- [The exercise] Filter these entries so that only lines with the word "Trainer" remain.

- [Given records]
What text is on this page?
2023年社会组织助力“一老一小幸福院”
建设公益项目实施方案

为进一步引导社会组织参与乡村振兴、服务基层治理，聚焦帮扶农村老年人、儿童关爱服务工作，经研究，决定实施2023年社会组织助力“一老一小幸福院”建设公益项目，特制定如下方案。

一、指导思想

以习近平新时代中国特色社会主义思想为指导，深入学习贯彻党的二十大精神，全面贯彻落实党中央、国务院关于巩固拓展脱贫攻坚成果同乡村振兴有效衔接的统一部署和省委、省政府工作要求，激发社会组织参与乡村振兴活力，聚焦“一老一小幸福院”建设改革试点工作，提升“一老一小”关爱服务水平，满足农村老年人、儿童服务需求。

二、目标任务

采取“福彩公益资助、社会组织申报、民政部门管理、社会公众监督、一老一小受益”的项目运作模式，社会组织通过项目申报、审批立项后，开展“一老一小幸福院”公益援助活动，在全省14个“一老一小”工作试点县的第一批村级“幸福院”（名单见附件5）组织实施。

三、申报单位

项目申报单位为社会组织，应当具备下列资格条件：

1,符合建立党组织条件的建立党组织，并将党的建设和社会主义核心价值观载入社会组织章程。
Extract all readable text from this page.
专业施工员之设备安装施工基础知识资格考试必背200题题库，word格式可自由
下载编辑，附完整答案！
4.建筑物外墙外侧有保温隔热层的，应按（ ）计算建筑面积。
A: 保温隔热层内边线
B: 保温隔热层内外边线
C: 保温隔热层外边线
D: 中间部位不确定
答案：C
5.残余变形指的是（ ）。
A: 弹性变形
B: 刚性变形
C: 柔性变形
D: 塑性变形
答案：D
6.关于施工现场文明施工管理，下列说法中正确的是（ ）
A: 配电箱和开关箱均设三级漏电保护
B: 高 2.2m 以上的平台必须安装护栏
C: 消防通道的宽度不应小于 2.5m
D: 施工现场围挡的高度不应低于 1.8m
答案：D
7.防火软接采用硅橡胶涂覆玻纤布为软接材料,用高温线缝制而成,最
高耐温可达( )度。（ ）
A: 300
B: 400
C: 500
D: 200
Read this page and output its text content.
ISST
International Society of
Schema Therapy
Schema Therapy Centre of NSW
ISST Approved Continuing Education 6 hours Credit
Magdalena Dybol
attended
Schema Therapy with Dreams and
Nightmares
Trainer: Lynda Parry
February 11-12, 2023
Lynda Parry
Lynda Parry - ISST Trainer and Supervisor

- [Right answer]
Trainer: Lynda Parry
Lynda Parry - ISST Trainer and Supervisor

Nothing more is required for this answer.